Task to complete: Reproduce the records below in full and without edits, omitting images.
= = =
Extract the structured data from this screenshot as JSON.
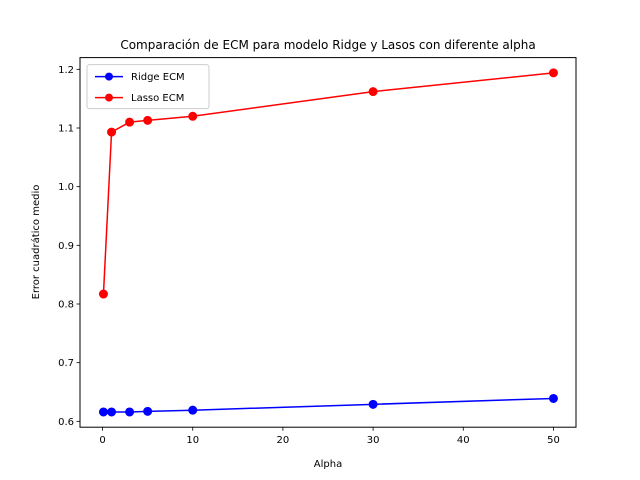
{
  "chart_data": {
    "type": "line",
    "title": "Comparación de ECM para modelo Ridge y Lasos con diferente alpha",
    "xlabel": "Alpha",
    "ylabel": "Error cuadrático medio",
    "xlim": [
      -2.5,
      52.5
    ],
    "ylim": [
      0.59,
      1.22
    ],
    "x_ticks": [
      0,
      10,
      20,
      30,
      40,
      50
    ],
    "x_tick_labels": [
      "0",
      "10",
      "20",
      "30",
      "40",
      "50"
    ],
    "y_ticks": [
      0.6,
      0.7,
      0.8,
      0.9,
      1.0,
      1.1,
      1.2
    ],
    "y_tick_labels": [
      "0.6",
      "0.7",
      "0.8",
      "0.9",
      "1.0",
      "1.1",
      "1.2"
    ],
    "grid": false,
    "legend_position": "top-left",
    "series": [
      {
        "name": "Ridge ECM",
        "color": "#0000ff",
        "marker": "circle",
        "x": [
          0.1,
          1,
          3,
          5,
          10,
          30,
          50
        ],
        "y": [
          0.616,
          0.616,
          0.616,
          0.617,
          0.619,
          0.629,
          0.639
        ]
      },
      {
        "name": "Lasso ECM",
        "color": "#ff0000",
        "marker": "circle",
        "x": [
          0.1,
          1,
          3,
          5,
          10,
          30,
          50
        ],
        "y": [
          0.817,
          1.093,
          1.11,
          1.113,
          1.12,
          1.162,
          1.194
        ]
      }
    ]
  }
}
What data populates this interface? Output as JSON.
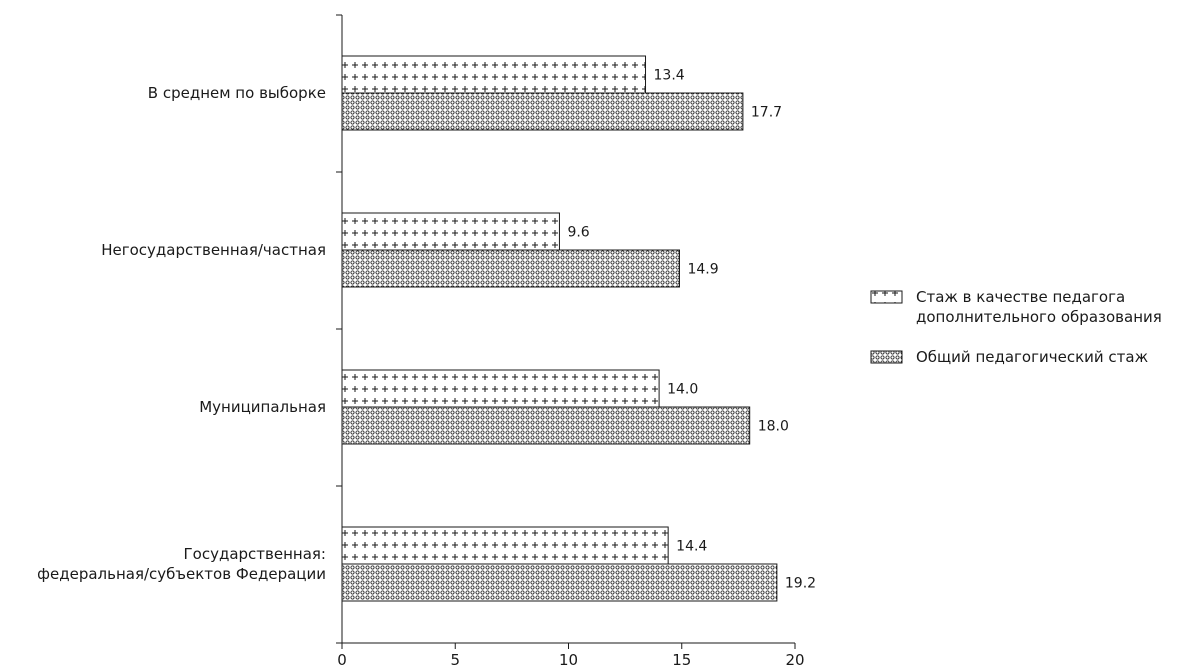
{
  "chart_data": {
    "type": "bar",
    "orientation": "horizontal",
    "categories": [
      [
        "В среднем по выборке"
      ],
      [
        "Негосударственная/частная"
      ],
      [
        "Муниципальная"
      ],
      [
        "Государственная:",
        "федеральная/субъектов Федерации"
      ]
    ],
    "series": [
      {
        "name": [
          "Стаж в качестве педагога",
          "дополнительного образования"
        ],
        "pattern": "plus",
        "values": [
          13.4,
          9.6,
          14.0,
          14.4
        ],
        "labels": [
          "13.4",
          "9.6",
          "14.0",
          "14.4"
        ]
      },
      {
        "name": [
          "Общий педагогический стаж"
        ],
        "pattern": "circles",
        "values": [
          17.7,
          14.9,
          18.0,
          19.2
        ],
        "labels": [
          "17.7",
          "14.9",
          "18.0",
          "19.2"
        ]
      }
    ],
    "xlim": [
      0,
      20
    ],
    "xticks": [
      0,
      5,
      10,
      15,
      20
    ],
    "xtick_labels": [
      "0",
      "5",
      "10",
      "15",
      "20"
    ],
    "grid": false,
    "legend_position": "right",
    "colors": {
      "ink": "#1a1a1a",
      "background": "#ffffff"
    }
  }
}
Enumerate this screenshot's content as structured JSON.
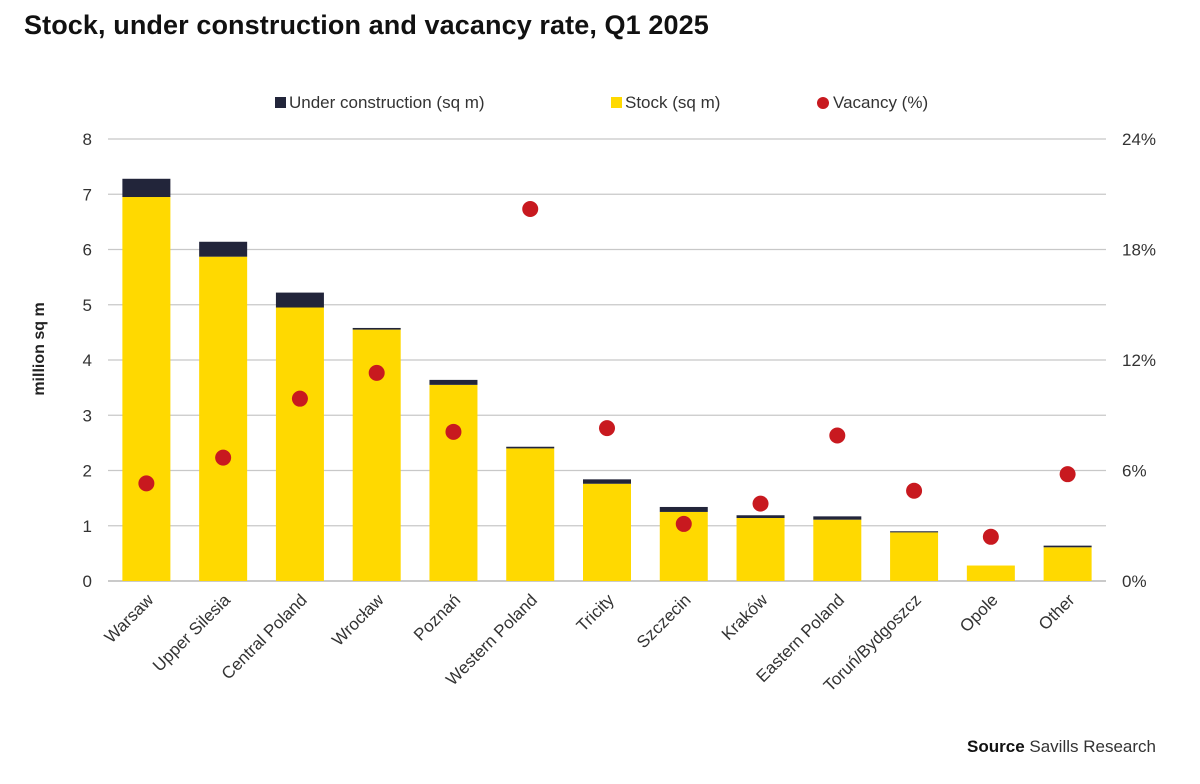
{
  "title": "Stock, under construction and vacancy rate, Q1 2025",
  "source_label": "Source",
  "source_text": "Savills Research",
  "colors": {
    "stock": "#ffd900",
    "under_construction": "#22253a",
    "vacancy": "#c8191f",
    "grid": "#c8c8c8",
    "text": "#333333"
  },
  "chart_data": {
    "type": "bar",
    "stacked": true,
    "categories": [
      "Warsaw",
      "Upper Silesia",
      "Central Poland",
      "Wrocław",
      "Poznań",
      "Western Poland",
      "Tricity",
      "Szczecin",
      "Kraków",
      "Eastern Poland",
      "Toruń/Bydgoszcz",
      "Opole",
      "Other"
    ],
    "series": [
      {
        "name": "Stock (sq m)",
        "axis": "left",
        "type": "bar",
        "values": [
          6.95,
          5.87,
          4.95,
          4.55,
          3.55,
          2.4,
          1.76,
          1.25,
          1.14,
          1.11,
          0.88,
          0.28,
          0.61
        ]
      },
      {
        "name": "Under construction (sq m)",
        "axis": "left",
        "type": "bar",
        "values": [
          0.33,
          0.27,
          0.27,
          0.03,
          0.09,
          0.03,
          0.08,
          0.09,
          0.05,
          0.06,
          0.02,
          0.0,
          0.03
        ]
      },
      {
        "name": "Vacancy (%)",
        "axis": "right",
        "type": "scatter",
        "values": [
          5.3,
          6.7,
          9.9,
          11.3,
          8.1,
          20.2,
          8.3,
          3.1,
          4.2,
          7.9,
          4.9,
          2.4,
          5.8
        ]
      }
    ],
    "legend": [
      "Under construction (sq m)",
      "Stock (sq m)",
      "Vacancy (%)"
    ],
    "ylabel": "million sq m",
    "ylim": [
      0,
      8
    ],
    "yticks": [
      "0",
      "1",
      "2",
      "3",
      "4",
      "5",
      "6",
      "7",
      "8"
    ],
    "y2lim": [
      0,
      24
    ],
    "y2ticks": [
      "0%",
      "6%",
      "12%",
      "18%",
      "24%"
    ],
    "legend_position": "top-center",
    "grid": true
  }
}
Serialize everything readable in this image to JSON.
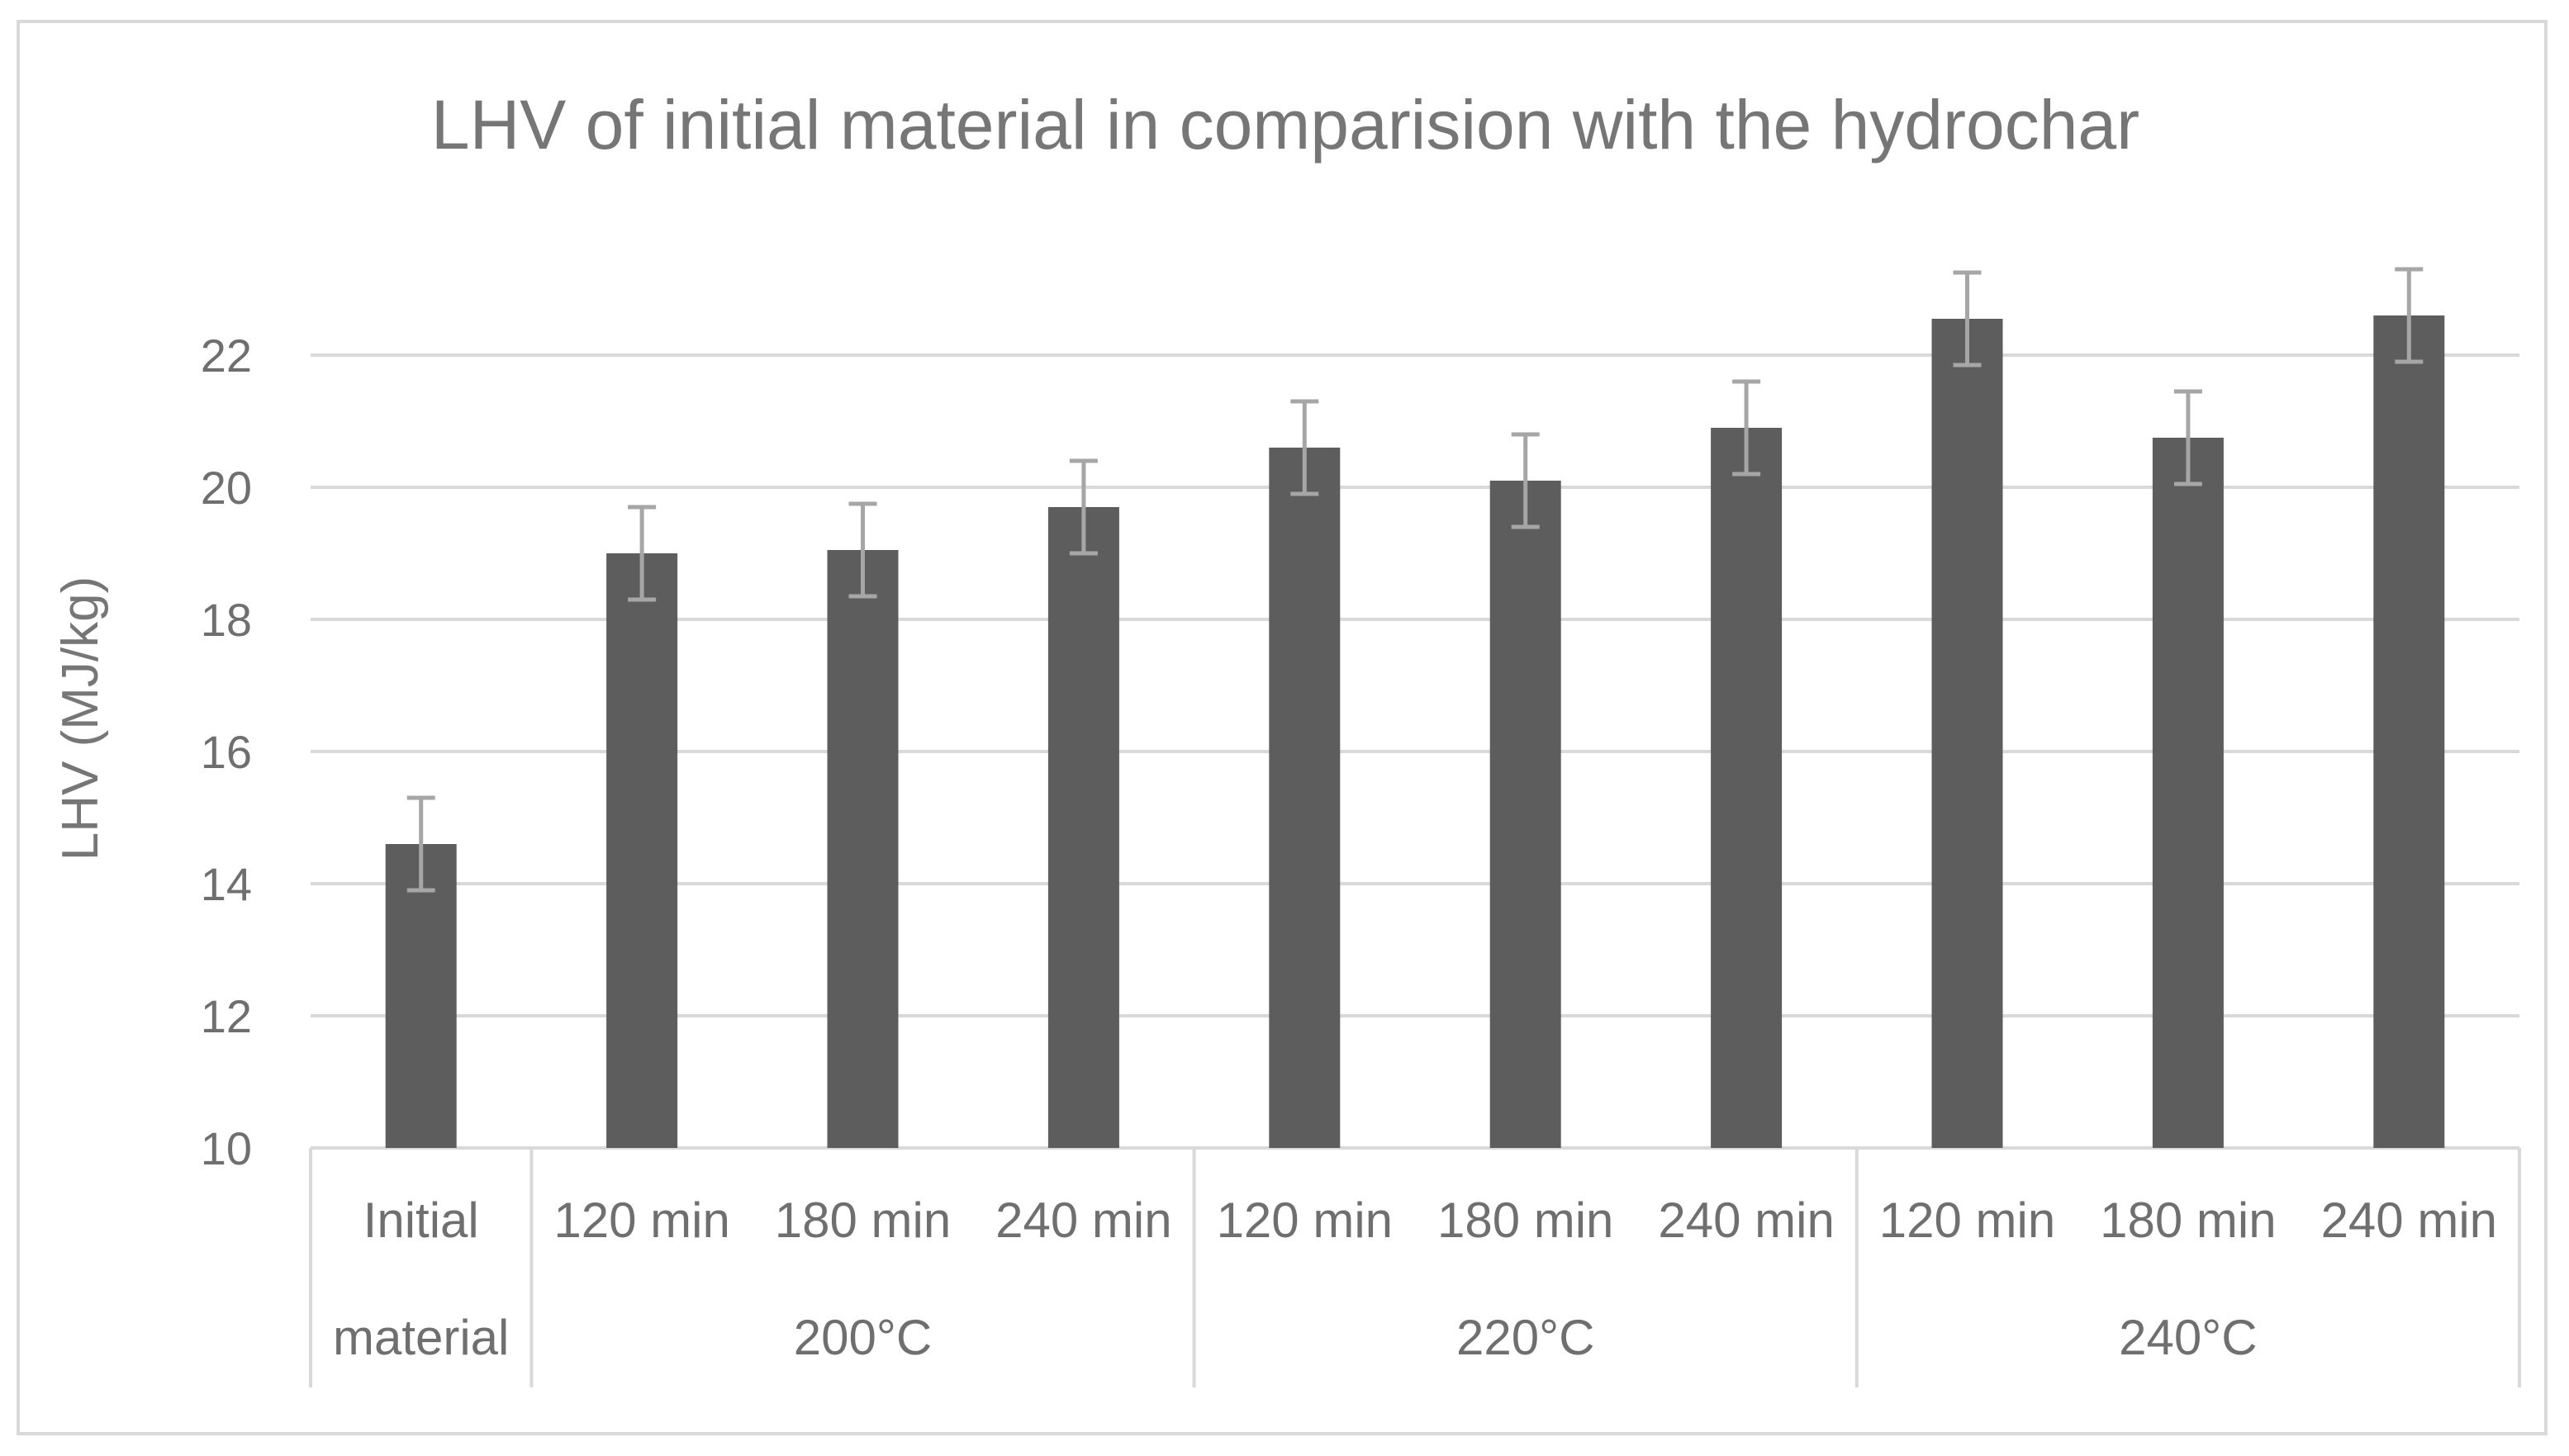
{
  "chart_data": {
    "type": "bar",
    "title": "LHV of initial material in comparision with the hydrochar",
    "xlabel": "",
    "ylabel": "LHV (MJ/kg)",
    "ylim": [
      10,
      24
    ],
    "yticks": [
      10,
      12,
      14,
      16,
      18,
      20,
      22
    ],
    "grid": true,
    "legend": "none",
    "colors": {
      "bar": "#5d5d5d",
      "error_bar": "#a6a6a6",
      "grid": "#d9d9d9",
      "text": "#767676"
    },
    "categories": [
      "Initial material",
      "120 min",
      "180 min",
      "240 min",
      "120 min",
      "180 min",
      "240 min",
      "120 min",
      "180 min",
      "240 min"
    ],
    "category_lines": [
      [
        "Initial",
        "material"
      ],
      [
        "120 min"
      ],
      [
        "180 min"
      ],
      [
        "240 min"
      ],
      [
        "120 min"
      ],
      [
        "180 min"
      ],
      [
        "240 min"
      ],
      [
        "120 min"
      ],
      [
        "180 min"
      ],
      [
        "240 min"
      ]
    ],
    "groups": [
      {
        "label": "",
        "count": 1
      },
      {
        "label": "200°C",
        "count": 3
      },
      {
        "label": "220°C",
        "count": 3
      },
      {
        "label": "240°C",
        "count": 3
      }
    ],
    "values": [
      14.6,
      19.0,
      19.05,
      19.7,
      20.6,
      20.1,
      20.9,
      22.55,
      20.75,
      22.6
    ],
    "error": [
      0.7,
      0.7,
      0.7,
      0.7,
      0.7,
      0.7,
      0.7,
      0.7,
      0.7,
      0.7
    ]
  }
}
= = =
Solution to this exercise:
Extract the structured data from this screenshot as JSON.
{
  "chart_data": {
    "type": "line",
    "title": "Comparación de ECM para modelo Ridge y Lasos con diferente alpha",
    "xlabel": "Alpha",
    "ylabel": "Error cuadrático medio",
    "xlim": [
      -2.5,
      52.5
    ],
    "ylim": [
      0.59,
      1.22
    ],
    "x_ticks": [
      0,
      10,
      20,
      30,
      40,
      50
    ],
    "x_tick_labels": [
      "0",
      "10",
      "20",
      "30",
      "40",
      "50"
    ],
    "y_ticks": [
      0.6,
      0.7,
      0.8,
      0.9,
      1.0,
      1.1,
      1.2
    ],
    "y_tick_labels": [
      "0.6",
      "0.7",
      "0.8",
      "0.9",
      "1.0",
      "1.1",
      "1.2"
    ],
    "grid": false,
    "legend_position": "top-left",
    "series": [
      {
        "name": "Ridge ECM",
        "color": "#0000ff",
        "marker": "circle",
        "x": [
          0.1,
          1,
          3,
          5,
          10,
          30,
          50
        ],
        "y": [
          0.616,
          0.616,
          0.616,
          0.617,
          0.619,
          0.629,
          0.639
        ]
      },
      {
        "name": "Lasso ECM",
        "color": "#ff0000",
        "marker": "circle",
        "x": [
          0.1,
          1,
          3,
          5,
          10,
          30,
          50
        ],
        "y": [
          0.817,
          1.093,
          1.11,
          1.113,
          1.12,
          1.162,
          1.194
        ]
      }
    ]
  }
}
What data populates this interface? Output as JSON.
{
  "chart_data": {
    "type": "bar",
    "orientation": "horizontal",
    "categories": [
      [
        "В среднем по выборке"
      ],
      [
        "Негосударственная/частная"
      ],
      [
        "Муниципальная"
      ],
      [
        "Государственная:",
        "федеральная/субъектов Федерации"
      ]
    ],
    "series": [
      {
        "name": [
          "Стаж в качестве педагога",
          "дополнительного образования"
        ],
        "pattern": "plus",
        "values": [
          13.4,
          9.6,
          14.0,
          14.4
        ],
        "labels": [
          "13.4",
          "9.6",
          "14.0",
          "14.4"
        ]
      },
      {
        "name": [
          "Общий педагогический стаж"
        ],
        "pattern": "circles",
        "values": [
          17.7,
          14.9,
          18.0,
          19.2
        ],
        "labels": [
          "17.7",
          "14.9",
          "18.0",
          "19.2"
        ]
      }
    ],
    "xlim": [
      0,
      20
    ],
    "xticks": [
      0,
      5,
      10,
      15,
      20
    ],
    "xtick_labels": [
      "0",
      "5",
      "10",
      "15",
      "20"
    ],
    "grid": false,
    "legend_position": "right",
    "colors": {
      "ink": "#1a1a1a",
      "background": "#ffffff"
    }
  }
}
Enumerate this screenshot's content as structured JSON.
{
  "title": "Stock, under construction and vacancy rate, Q1 2025",
  "source_label": "Source",
  "source_text": "Savills Research",
  "colors": {
    "stock": "#ffd900",
    "under_construction": "#22253a",
    "vacancy": "#c8191f",
    "grid": "#c8c8c8",
    "text": "#333333"
  },
  "chart_data": {
    "type": "bar",
    "stacked": true,
    "categories": [
      "Warsaw",
      "Upper Silesia",
      "Central Poland",
      "Wrocław",
      "Poznań",
      "Western Poland",
      "Tricity",
      "Szczecin",
      "Kraków",
      "Eastern Poland",
      "Toruń/Bydgoszcz",
      "Opole",
      "Other"
    ],
    "series": [
      {
        "name": "Stock (sq m)",
        "axis": "left",
        "type": "bar",
        "values": [
          6.95,
          5.87,
          4.95,
          4.55,
          3.55,
          2.4,
          1.76,
          1.25,
          1.14,
          1.11,
          0.88,
          0.28,
          0.61
        ]
      },
      {
        "name": "Under construction (sq m)",
        "axis": "left",
        "type": "bar",
        "values": [
          0.33,
          0.27,
          0.27,
          0.03,
          0.09,
          0.03,
          0.08,
          0.09,
          0.05,
          0.06,
          0.02,
          0.0,
          0.03
        ]
      },
      {
        "name": "Vacancy (%)",
        "axis": "right",
        "type": "scatter",
        "values": [
          5.3,
          6.7,
          9.9,
          11.3,
          8.1,
          20.2,
          8.3,
          3.1,
          4.2,
          7.9,
          4.9,
          2.4,
          5.8
        ]
      }
    ],
    "legend": [
      "Under construction (sq m)",
      "Stock (sq m)",
      "Vacancy (%)"
    ],
    "ylabel": "million sq m",
    "ylim": [
      0,
      8
    ],
    "yticks": [
      "0",
      "1",
      "2",
      "3",
      "4",
      "5",
      "6",
      "7",
      "8"
    ],
    "y2lim": [
      0,
      24
    ],
    "y2ticks": [
      "0%",
      "6%",
      "12%",
      "18%",
      "24%"
    ],
    "legend_position": "top-center",
    "grid": true
  }
}
Serialize everything readable in this image to JSON.
{
  "chart_data": {
    "type": "bar",
    "title": "LHV of initial material in comparision with the hydrochar",
    "xlabel": "",
    "ylabel": "LHV (MJ/kg)",
    "ylim": [
      10,
      24
    ],
    "yticks": [
      10,
      12,
      14,
      16,
      18,
      20,
      22
    ],
    "grid": true,
    "legend": "none",
    "colors": {
      "bar": "#5d5d5d",
      "error_bar": "#a6a6a6",
      "grid": "#d9d9d9",
      "text": "#767676"
    },
    "categories": [
      "Initial material",
      "120 min",
      "180 min",
      "240 min",
      "120 min",
      "180 min",
      "240 min",
      "120 min",
      "180 min",
      "240 min"
    ],
    "category_lines": [
      [
        "Initial",
        "material"
      ],
      [
        "120 min"
      ],
      [
        "180 min"
      ],
      [
        "240 min"
      ],
      [
        "120 min"
      ],
      [
        "180 min"
      ],
      [
        "240 min"
      ],
      [
        "120 min"
      ],
      [
        "180 min"
      ],
      [
        "240 min"
      ]
    ],
    "groups": [
      {
        "label": "",
        "count": 1
      },
      {
        "label": "200°C",
        "count": 3
      },
      {
        "label": "220°C",
        "count": 3
      },
      {
        "label": "240°C",
        "count": 3
      }
    ],
    "values": [
      14.6,
      19.0,
      19.05,
      19.7,
      20.6,
      20.1,
      20.9,
      22.55,
      20.75,
      22.6
    ],
    "error": [
      0.7,
      0.7,
      0.7,
      0.7,
      0.7,
      0.7,
      0.7,
      0.7,
      0.7,
      0.7
    ]
  }
}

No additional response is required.